* **STATED EXERCISE**
Skip all pictures, then print the remaining material exactly.

(Stored entries)

## Start

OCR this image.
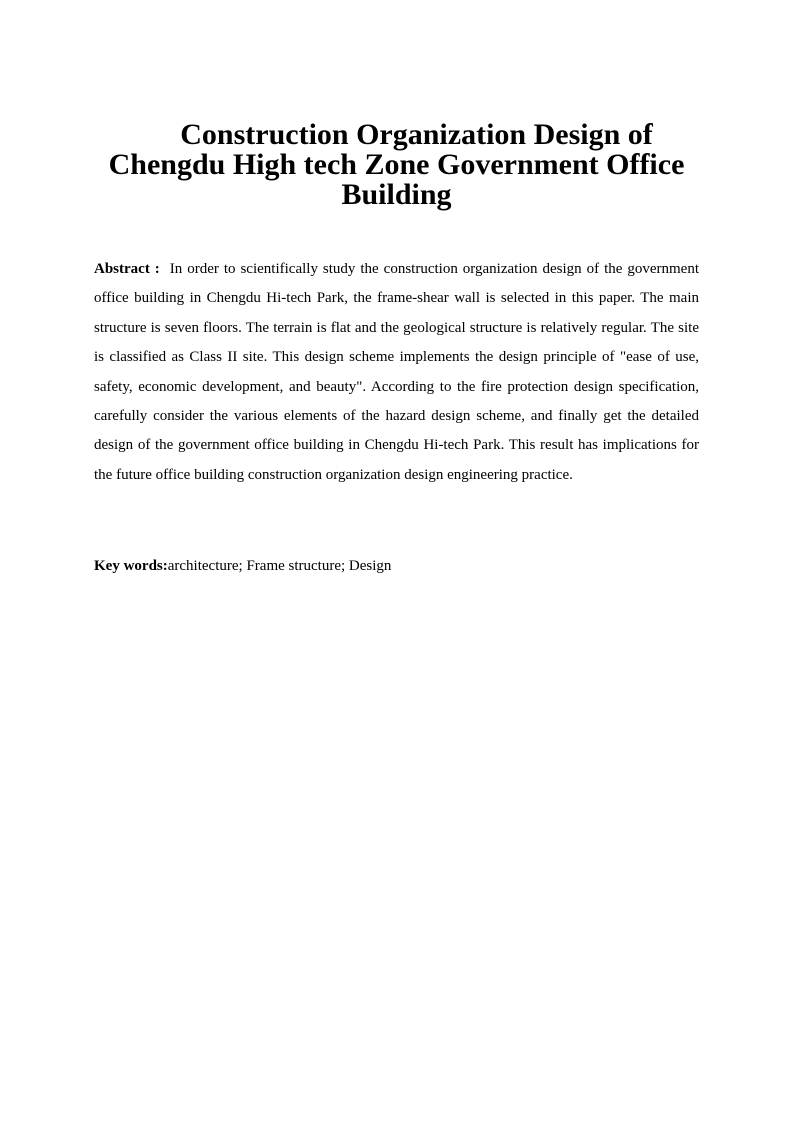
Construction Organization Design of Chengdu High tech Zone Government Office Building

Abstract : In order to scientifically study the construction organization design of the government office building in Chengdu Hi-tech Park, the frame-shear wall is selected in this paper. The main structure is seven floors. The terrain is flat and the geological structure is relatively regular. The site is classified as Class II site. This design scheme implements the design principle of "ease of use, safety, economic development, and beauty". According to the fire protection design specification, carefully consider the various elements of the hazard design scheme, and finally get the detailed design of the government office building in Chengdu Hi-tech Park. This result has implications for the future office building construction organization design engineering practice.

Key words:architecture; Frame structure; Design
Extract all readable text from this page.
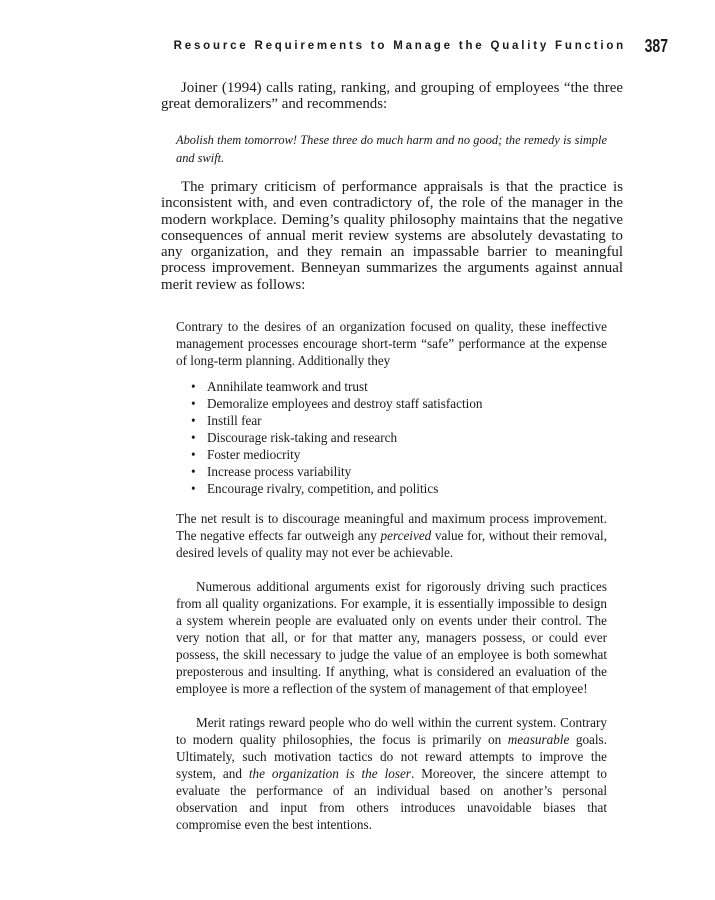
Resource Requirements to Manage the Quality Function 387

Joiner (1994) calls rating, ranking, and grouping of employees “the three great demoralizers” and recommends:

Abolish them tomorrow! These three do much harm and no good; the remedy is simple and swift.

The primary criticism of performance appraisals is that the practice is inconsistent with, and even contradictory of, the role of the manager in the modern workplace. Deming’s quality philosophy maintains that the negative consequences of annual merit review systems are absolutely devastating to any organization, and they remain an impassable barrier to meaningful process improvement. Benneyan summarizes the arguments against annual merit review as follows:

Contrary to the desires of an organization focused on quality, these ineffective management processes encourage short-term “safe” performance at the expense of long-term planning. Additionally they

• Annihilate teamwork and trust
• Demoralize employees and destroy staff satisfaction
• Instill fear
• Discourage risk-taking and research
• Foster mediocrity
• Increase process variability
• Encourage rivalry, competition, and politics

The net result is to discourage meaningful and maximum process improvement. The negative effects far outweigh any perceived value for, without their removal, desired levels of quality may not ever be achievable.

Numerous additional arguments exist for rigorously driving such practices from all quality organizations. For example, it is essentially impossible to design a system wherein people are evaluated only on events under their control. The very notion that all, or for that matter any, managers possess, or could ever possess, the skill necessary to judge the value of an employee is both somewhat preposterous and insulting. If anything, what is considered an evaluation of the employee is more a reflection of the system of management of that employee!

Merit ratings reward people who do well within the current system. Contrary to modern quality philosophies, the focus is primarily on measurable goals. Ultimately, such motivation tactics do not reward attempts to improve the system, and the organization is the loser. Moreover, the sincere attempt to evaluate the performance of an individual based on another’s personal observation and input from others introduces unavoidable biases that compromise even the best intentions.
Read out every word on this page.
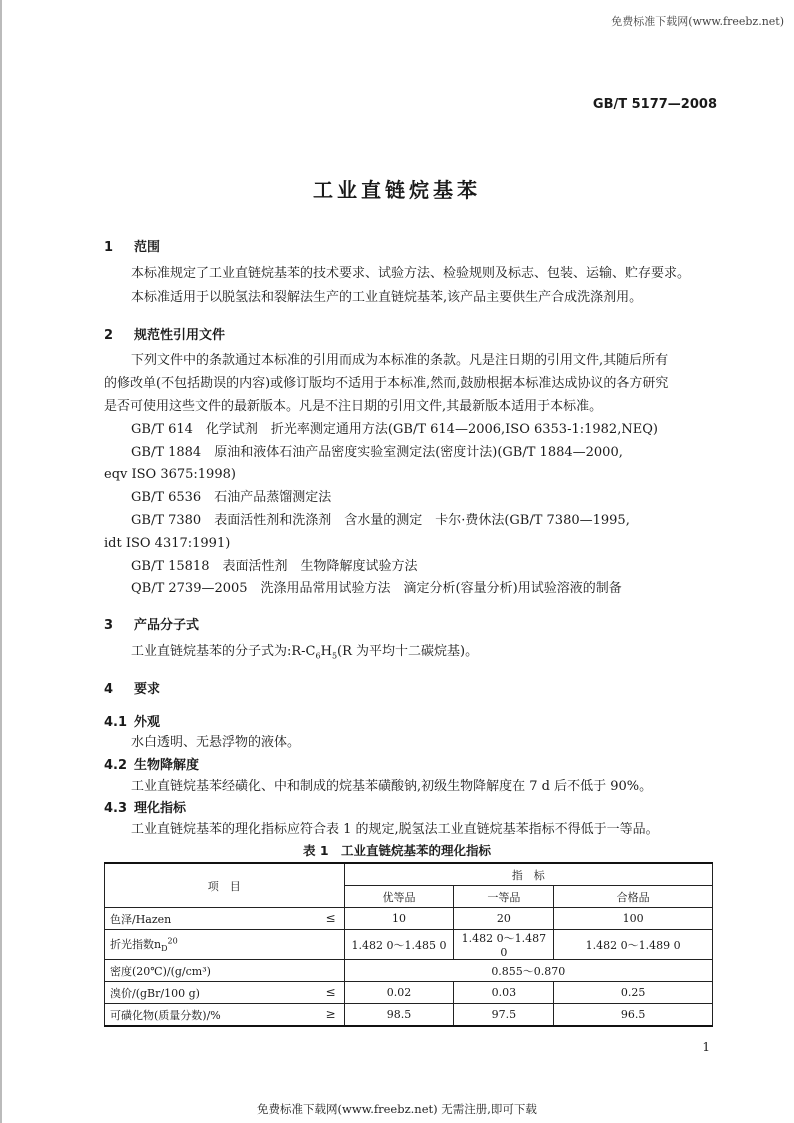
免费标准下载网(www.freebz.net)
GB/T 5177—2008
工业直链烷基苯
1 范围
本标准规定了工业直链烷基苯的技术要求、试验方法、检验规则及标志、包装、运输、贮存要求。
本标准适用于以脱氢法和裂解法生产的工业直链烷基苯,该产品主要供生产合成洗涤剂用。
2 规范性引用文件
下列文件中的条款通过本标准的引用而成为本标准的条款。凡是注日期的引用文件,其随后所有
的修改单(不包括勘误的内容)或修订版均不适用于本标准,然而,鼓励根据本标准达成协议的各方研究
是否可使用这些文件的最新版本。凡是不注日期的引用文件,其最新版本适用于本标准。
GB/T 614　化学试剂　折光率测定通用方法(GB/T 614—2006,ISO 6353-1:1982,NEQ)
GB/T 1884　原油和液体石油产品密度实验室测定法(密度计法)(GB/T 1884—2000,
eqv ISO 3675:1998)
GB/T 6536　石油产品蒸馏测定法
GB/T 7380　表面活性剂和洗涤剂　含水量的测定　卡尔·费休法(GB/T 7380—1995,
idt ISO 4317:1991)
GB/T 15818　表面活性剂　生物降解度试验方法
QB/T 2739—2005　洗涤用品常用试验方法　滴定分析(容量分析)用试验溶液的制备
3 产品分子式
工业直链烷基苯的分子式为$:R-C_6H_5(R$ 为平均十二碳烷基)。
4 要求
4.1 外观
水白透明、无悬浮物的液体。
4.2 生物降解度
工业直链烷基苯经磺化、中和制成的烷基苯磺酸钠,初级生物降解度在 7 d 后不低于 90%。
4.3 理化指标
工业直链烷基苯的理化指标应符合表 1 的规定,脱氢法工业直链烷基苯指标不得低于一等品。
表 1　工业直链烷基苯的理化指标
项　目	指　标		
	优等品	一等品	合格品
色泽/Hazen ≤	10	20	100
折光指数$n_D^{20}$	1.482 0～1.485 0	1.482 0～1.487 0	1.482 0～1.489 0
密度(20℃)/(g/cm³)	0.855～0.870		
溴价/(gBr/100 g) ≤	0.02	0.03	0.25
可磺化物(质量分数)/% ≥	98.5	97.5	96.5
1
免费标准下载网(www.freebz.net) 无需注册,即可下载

## End

* **FULL RESPONSE**
OCR this image.
Construction Organization Design of Chengdu High tech Zone Government Office Building

Abstract : In order to scientifically study the construction organization design of the government office building in Chengdu Hi-tech Park, the frame-shear wall is selected in this paper. The main structure is seven floors. The terrain is flat and the geological structure is relatively regular. The site is classified as Class II site. This design scheme implements the design principle of "ease of use, safety, economic development, and beauty". According to the fire protection design specification, carefully consider the various elements of the hazard design scheme, and finally get the detailed design of the government office building in Chengdu Hi-tech Park. This result has implications for the future office building construction organization design engineering practice.

Key words:architecture; Frame structure; Design
Extract all readable text from this page.
Resource Requirements to Manage the Quality Function 387

Joiner (1994) calls rating, ranking, and grouping of employees “the three great demoralizers” and recommends:

Abolish them tomorrow! These three do much harm and no good; the remedy is simple and swift.

The primary criticism of performance appraisals is that the practice is inconsistent with, and even contradictory of, the role of the manager in the modern workplace. Deming’s quality philosophy maintains that the negative consequences of annual merit review systems are absolutely devastating to any organization, and they remain an impassable barrier to meaningful process improvement. Benneyan summarizes the arguments against annual merit review as follows:

Contrary to the desires of an organization focused on quality, these ineffective management processes encourage short-term “safe” performance at the expense of long-term planning. Additionally they

• Annihilate teamwork and trust
• Demoralize employees and destroy staff satisfaction
• Instill fear
• Discourage risk-taking and research
• Foster mediocrity
• Increase process variability
• Encourage rivalry, competition, and politics

The net result is to discourage meaningful and maximum process improvement. The negative effects far outweigh any perceived value for, without their removal, desired levels of quality may not ever be achievable.

Numerous additional arguments exist for rigorously driving such practices from all quality organizations. For example, it is essentially impossible to design a system wherein people are evaluated only on events under their control. The very notion that all, or for that matter any, managers possess, or could ever possess, the skill necessary to judge the value of an employee is both somewhat preposterous and insulting. If anything, what is considered an evaluation of the employee is more a reflection of the system of management of that employee!

Merit ratings reward people who do well within the current system. Contrary to modern quality philosophies, the focus is primarily on measurable goals. Ultimately, such motivation tactics do not reward attempts to improve the system, and the organization is the loser. Moreover, the sincere attempt to evaluate the performance of an individual based on another’s personal observation and input from others introduces unavoidable biases that compromise even the best intentions.
Read out every word on this page.
免费标准下载网(www.freebz.net)
GB/T 5177—2008
工业直链烷基苯
1 范围
本标准规定了工业直链烷基苯的技术要求、试验方法、检验规则及标志、包装、运输、贮存要求。
本标准适用于以脱氢法和裂解法生产的工业直链烷基苯,该产品主要供生产合成洗涤剂用。
2 规范性引用文件
下列文件中的条款通过本标准的引用而成为本标准的条款。凡是注日期的引用文件,其随后所有
的修改单(不包括勘误的内容)或修订版均不适用于本标准,然而,鼓励根据本标准达成协议的各方研究
是否可使用这些文件的最新版本。凡是不注日期的引用文件,其最新版本适用于本标准。
GB/T 614　化学试剂　折光率测定通用方法(GB/T 614—2006,ISO 6353-1:1982,NEQ)
GB/T 1884　原油和液体石油产品密度实验室测定法(密度计法)(GB/T 1884—2000,
eqv ISO 3675:1998)
GB/T 6536　石油产品蒸馏测定法
GB/T 7380　表面活性剂和洗涤剂　含水量的测定　卡尔·费休法(GB/T 7380—1995,
idt ISO 4317:1991)
GB/T 15818　表面活性剂　生物降解度试验方法
QB/T 2739—2005　洗涤用品常用试验方法　滴定分析(容量分析)用试验溶液的制备
3 产品分子式
工业直链烷基苯的分子式为$:R-C_6H_5(R$ 为平均十二碳烷基)。
4 要求
4.1 外观
水白透明、无悬浮物的液体。
4.2 生物降解度
工业直链烷基苯经磺化、中和制成的烷基苯磺酸钠,初级生物降解度在 7 d 后不低于 90%。
4.3 理化指标
工业直链烷基苯的理化指标应符合表 1 的规定,脱氢法工业直链烷基苯指标不得低于一等品。
表 1　工业直链烷基苯的理化指标
项　目	指　标		
	优等品	一等品	合格品
色泽/Hazen ≤	10	20	100
折光指数$n_D^{20}$	1.482 0～1.485 0	1.482 0～1.487 0	1.482 0～1.489 0
密度(20℃)/(g/cm³)	0.855～0.870		
溴价/(gBr/100 g) ≤	0.02	0.03	0.25
可磺化物(质量分数)/% ≥	98.5	97.5	96.5
1
免费标准下载网(www.freebz.net) 无需注册,即可下载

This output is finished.